Saved data entries:
************

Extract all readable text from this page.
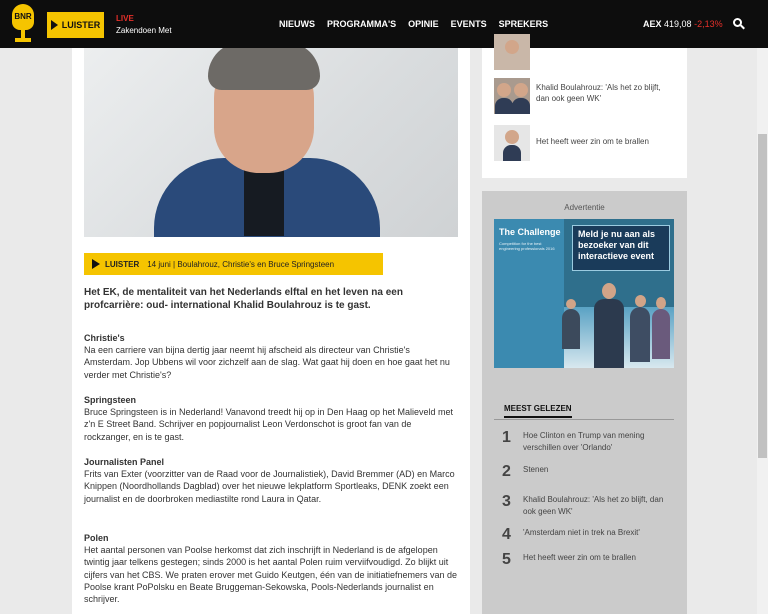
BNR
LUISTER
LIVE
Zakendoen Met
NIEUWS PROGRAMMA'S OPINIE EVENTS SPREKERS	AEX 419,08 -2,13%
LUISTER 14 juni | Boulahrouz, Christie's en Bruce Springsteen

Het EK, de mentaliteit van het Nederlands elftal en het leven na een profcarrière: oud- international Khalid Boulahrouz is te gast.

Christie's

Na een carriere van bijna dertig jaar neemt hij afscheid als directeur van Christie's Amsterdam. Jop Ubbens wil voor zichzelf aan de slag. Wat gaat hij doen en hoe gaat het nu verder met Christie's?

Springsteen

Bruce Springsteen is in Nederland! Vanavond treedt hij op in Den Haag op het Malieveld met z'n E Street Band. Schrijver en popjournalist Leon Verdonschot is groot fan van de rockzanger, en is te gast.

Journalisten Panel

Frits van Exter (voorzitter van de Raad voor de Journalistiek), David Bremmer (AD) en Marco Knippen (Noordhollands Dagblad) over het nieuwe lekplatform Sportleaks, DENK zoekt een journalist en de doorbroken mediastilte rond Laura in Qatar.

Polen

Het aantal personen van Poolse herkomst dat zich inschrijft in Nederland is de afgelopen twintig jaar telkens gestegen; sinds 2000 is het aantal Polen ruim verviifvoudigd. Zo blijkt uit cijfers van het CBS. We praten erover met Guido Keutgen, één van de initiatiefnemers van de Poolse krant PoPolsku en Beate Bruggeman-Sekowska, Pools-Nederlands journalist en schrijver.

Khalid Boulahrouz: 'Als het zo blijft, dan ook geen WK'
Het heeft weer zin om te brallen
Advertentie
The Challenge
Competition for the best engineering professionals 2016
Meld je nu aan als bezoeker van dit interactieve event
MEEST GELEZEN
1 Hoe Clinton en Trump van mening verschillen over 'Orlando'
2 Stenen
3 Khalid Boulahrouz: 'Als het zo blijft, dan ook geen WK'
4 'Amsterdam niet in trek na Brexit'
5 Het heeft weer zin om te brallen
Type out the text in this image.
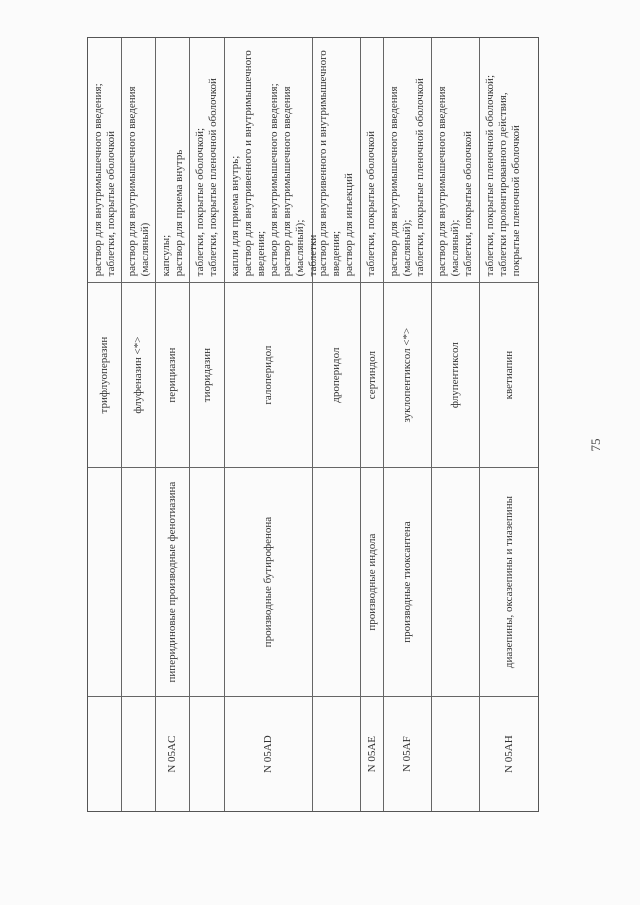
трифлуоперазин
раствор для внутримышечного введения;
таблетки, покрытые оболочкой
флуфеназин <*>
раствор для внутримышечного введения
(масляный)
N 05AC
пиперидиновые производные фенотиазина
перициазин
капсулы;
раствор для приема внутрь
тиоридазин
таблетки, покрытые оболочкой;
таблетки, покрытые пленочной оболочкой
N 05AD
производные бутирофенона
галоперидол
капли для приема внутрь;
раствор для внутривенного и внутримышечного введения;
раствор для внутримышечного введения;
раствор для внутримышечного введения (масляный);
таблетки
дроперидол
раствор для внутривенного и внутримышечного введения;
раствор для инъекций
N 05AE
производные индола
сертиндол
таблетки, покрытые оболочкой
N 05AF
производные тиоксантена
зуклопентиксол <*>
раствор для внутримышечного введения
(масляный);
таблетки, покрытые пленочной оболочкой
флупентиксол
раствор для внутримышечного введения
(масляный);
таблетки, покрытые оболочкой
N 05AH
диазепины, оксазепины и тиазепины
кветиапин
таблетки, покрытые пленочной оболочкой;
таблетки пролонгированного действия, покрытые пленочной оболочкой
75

************

Reproduce all the records verbatim, excluding images.

Extract all readable text from this page.
BNR
LUISTER
LIVE
Zakendoen Met
NIEUWS PROGRAMMA'S OPINIE EVENTS SPREKERS	AEX 419,08 -2,13%
LUISTER 14 juni | Boulahrouz, Christie's en Bruce Springsteen

Het EK, de mentaliteit van het Nederlands elftal en het leven na een profcarrière: oud- international Khalid Boulahrouz is te gast.

Christie's

Na een carriere van bijna dertig jaar neemt hij afscheid als directeur van Christie's Amsterdam. Jop Ubbens wil voor zichzelf aan de slag. Wat gaat hij doen en hoe gaat het nu verder met Christie's?

Springsteen

Bruce Springsteen is in Nederland! Vanavond treedt hij op in Den Haag op het Malieveld met z'n E Street Band. Schrijver en popjournalist Leon Verdonschot is groot fan van de rockzanger, en is te gast.

Journalisten Panel

Frits van Exter (voorzitter van de Raad voor de Journalistiek), David Bremmer (AD) en Marco Knippen (Noordhollands Dagblad) over het nieuwe lekplatform Sportleaks, DENK zoekt een journalist en de doorbroken mediastilte rond Laura in Qatar.

Polen

Het aantal personen van Poolse herkomst dat zich inschrijft in Nederland is de afgelopen twintig jaar telkens gestegen; sinds 2000 is het aantal Polen ruim verviifvoudigd. Zo blijkt uit cijfers van het CBS. We praten erover met Guido Keutgen, één van de initiatiefnemers van de Poolse krant PoPolsku en Beate Bruggeman-Sekowska, Pools-Nederlands journalist en schrijver.

Khalid Boulahrouz: 'Als het zo blijft, dan ook geen WK'
Het heeft weer zin om te brallen
Advertentie
The Challenge
Competition for the best engineering professionals 2016
Meld je nu aan als bezoeker van dit interactieve event
MEEST GELEZEN
1 Hoe Clinton en Trump van mening verschillen over 'Orlando'
2 Stenen
3 Khalid Boulahrouz: 'Als het zo blijft, dan ook geen WK'
4 'Amsterdam niet in trek na Brexit'
5 Het heeft weer zin om te brallen
Type out the text in this image.
трифлуоперазин
раствор для внутримышечного введения;
таблетки, покрытые оболочкой
флуфеназин <*>
раствор для внутримышечного введения
(масляный)
N 05AC
пиперидиновые производные фенотиазина
перициазин
капсулы;
раствор для приема внутрь
тиоридазин
таблетки, покрытые оболочкой;
таблетки, покрытые пленочной оболочкой
N 05AD
производные бутирофенона
галоперидол
капли для приема внутрь;
раствор для внутривенного и внутримышечного введения;
раствор для внутримышечного введения;
раствор для внутримышечного введения (масляный);
таблетки
дроперидол
раствор для внутривенного и внутримышечного введения;
раствор для инъекций
N 05AE
производные индола
сертиндол
таблетки, покрытые оболочкой
N 05AF
производные тиоксантена
зуклопентиксол <*>
раствор для внутримышечного введения
(масляный);
таблетки, покрытые пленочной оболочкой
флупентиксол
раствор для внутримышечного введения
(масляный);
таблетки, покрытые оболочкой
N 05AH
диазепины, оксазепины и тиазепины
кветиапин
таблетки, покрытые пленочной оболочкой;
таблетки пролонгированного действия, покрытые пленочной оболочкой
75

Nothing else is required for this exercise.